▸ **TASK DESCRIPTION**
Repeat every record below exactly as it appears.
:: RECORDED DATA
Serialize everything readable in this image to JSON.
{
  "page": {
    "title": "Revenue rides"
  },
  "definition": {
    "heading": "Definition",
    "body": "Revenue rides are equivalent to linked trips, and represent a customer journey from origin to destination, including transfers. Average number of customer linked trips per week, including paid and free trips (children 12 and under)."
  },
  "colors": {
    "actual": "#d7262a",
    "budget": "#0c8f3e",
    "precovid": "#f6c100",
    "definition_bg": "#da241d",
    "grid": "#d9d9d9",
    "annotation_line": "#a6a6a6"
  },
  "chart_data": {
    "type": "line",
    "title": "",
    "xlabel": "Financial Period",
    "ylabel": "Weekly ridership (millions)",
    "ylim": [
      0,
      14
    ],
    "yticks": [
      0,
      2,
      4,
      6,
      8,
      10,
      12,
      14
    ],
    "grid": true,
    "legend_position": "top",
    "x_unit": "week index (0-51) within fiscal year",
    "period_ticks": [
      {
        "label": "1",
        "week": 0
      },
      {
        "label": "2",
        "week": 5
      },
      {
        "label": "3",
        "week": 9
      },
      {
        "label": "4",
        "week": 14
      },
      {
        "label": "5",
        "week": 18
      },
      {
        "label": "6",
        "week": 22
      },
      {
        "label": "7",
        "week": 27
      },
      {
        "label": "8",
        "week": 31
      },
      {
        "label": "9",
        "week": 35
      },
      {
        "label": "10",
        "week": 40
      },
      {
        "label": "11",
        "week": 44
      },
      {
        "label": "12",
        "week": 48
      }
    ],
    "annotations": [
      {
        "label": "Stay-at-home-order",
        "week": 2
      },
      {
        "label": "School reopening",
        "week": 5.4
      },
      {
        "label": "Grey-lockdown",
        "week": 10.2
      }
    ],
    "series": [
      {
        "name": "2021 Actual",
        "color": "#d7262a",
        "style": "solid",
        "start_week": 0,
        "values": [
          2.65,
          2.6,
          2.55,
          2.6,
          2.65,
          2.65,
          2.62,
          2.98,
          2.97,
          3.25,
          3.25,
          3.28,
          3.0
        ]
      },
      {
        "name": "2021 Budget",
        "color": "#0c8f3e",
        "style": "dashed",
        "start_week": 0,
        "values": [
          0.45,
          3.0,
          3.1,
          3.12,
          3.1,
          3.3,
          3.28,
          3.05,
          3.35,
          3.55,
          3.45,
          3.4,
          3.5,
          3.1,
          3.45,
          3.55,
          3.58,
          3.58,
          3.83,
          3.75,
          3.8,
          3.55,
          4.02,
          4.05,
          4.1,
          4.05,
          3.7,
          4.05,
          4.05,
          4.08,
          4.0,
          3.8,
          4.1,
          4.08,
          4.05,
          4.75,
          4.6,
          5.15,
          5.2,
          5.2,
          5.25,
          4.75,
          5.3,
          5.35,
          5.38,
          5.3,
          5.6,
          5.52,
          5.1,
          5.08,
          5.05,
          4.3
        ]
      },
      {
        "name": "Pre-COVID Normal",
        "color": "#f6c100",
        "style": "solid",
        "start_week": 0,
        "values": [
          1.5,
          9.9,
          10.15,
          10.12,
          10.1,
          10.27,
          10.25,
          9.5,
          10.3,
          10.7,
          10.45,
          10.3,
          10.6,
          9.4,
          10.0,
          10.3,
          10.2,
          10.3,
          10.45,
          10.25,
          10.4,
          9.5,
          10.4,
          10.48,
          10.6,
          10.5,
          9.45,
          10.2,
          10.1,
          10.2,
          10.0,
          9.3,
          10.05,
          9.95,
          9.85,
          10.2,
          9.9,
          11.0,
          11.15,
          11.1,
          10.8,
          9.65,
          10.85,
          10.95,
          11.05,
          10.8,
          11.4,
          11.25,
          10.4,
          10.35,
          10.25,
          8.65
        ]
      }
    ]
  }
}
::::
▸ **CORRECT OUTPUT**
Serialize everything readable in this image to JSON.
{
  "page": {
    "title": "Revenue rides"
  },
  "definition": {
    "heading": "Definition",
    "body": "Revenue rides are equivalent to linked trips, and represent a customer journey from origin to destination, including transfers. Average number of customer linked trips per week, including paid and free trips (children 12 and under)."
  },
  "colors": {
    "actual": "#d7262a",
    "budget": "#0c8f3e",
    "precovid": "#f6c100",
    "definition_bg": "#da241d",
    "grid": "#d9d9d9",
    "annotation_line": "#a6a6a6"
  },
  "chart_data": {
    "type": "line",
    "title": "",
    "xlabel": "Financial Period",
    "ylabel": "Weekly ridership (millions)",
    "ylim": [
      0,
      14
    ],
    "yticks": [
      0,
      2,
      4,
      6,
      8,
      10,
      12,
      14
    ],
    "grid": true,
    "legend_position": "top",
    "x_unit": "week index (0-51) within fiscal year",
    "period_ticks": [
      {
        "label": "1",
        "week": 0
      },
      {
        "label": "2",
        "week": 5
      },
      {
        "label": "3",
        "week": 9
      },
      {
        "label": "4",
        "week": 14
      },
      {
        "label": "5",
        "week": 18
      },
      {
        "label": "6",
        "week": 22
      },
      {
        "label": "7",
        "week": 27
      },
      {
        "label": "8",
        "week": 31
      },
      {
        "label": "9",
        "week": 35
      },
      {
        "label": "10",
        "week": 40
      },
      {
        "label": "11",
        "week": 44
      },
      {
        "label": "12",
        "week": 48
      }
    ],
    "annotations": [
      {
        "label": "Stay-at-home-order",
        "week": 2
      },
      {
        "label": "School reopening",
        "week": 5.4
      },
      {
        "label": "Grey-lockdown",
        "week": 10.2
      }
    ],
    "series": [
      {
        "name": "2021 Actual",
        "color": "#d7262a",
        "style": "solid",
        "start_week": 0,
        "values": [
          2.65,
          2.6,
          2.55,
          2.6,
          2.65,
          2.65,
          2.62,
          2.98,
          2.97,
          3.25,
          3.25,
          3.28,
          3.0
        ]
      },
      {
        "name": "2021 Budget",
        "color": "#0c8f3e",
        "style": "dashed",
        "start_week": 0,
        "values": [
          0.45,
          3.0,
          3.1,
          3.12,
          3.1,
          3.3,
          3.28,
          3.05,
          3.35,
          3.55,
          3.45,
          3.4,
          3.5,
          3.1,
          3.45,
          3.55,
          3.58,
          3.58,
          3.83,
          3.75,
          3.8,
          3.55,
          4.02,
          4.05,
          4.1,
          4.05,
          3.7,
          4.05,
          4.05,
          4.08,
          4.0,
          3.8,
          4.1,
          4.08,
          4.05,
          4.75,
          4.6,
          5.15,
          5.2,
          5.2,
          5.25,
          4.75,
          5.3,
          5.35,
          5.38,
          5.3,
          5.6,
          5.52,
          5.1,
          5.08,
          5.05,
          4.3
        ]
      },
      {
        "name": "Pre-COVID Normal",
        "color": "#f6c100",
        "style": "solid",
        "start_week": 0,
        "values": [
          1.5,
          9.9,
          10.15,
          10.12,
          10.1,
          10.27,
          10.25,
          9.5,
          10.3,
          10.7,
          10.45,
          10.3,
          10.6,
          9.4,
          10.0,
          10.3,
          10.2,
          10.3,
          10.45,
          10.25,
          10.4,
          9.5,
          10.4,
          10.48,
          10.6,
          10.5,
          9.45,
          10.2,
          10.1,
          10.2,
          10.0,
          9.3,
          10.05,
          9.95,
          9.85,
          10.2,
          9.9,
          11.0,
          11.15,
          11.1,
          10.8,
          9.65,
          10.85,
          10.95,
          11.05,
          10.8,
          11.4,
          11.25,
          10.4,
          10.35,
          10.25,
          8.65
        ]
      }
    ]
  }
}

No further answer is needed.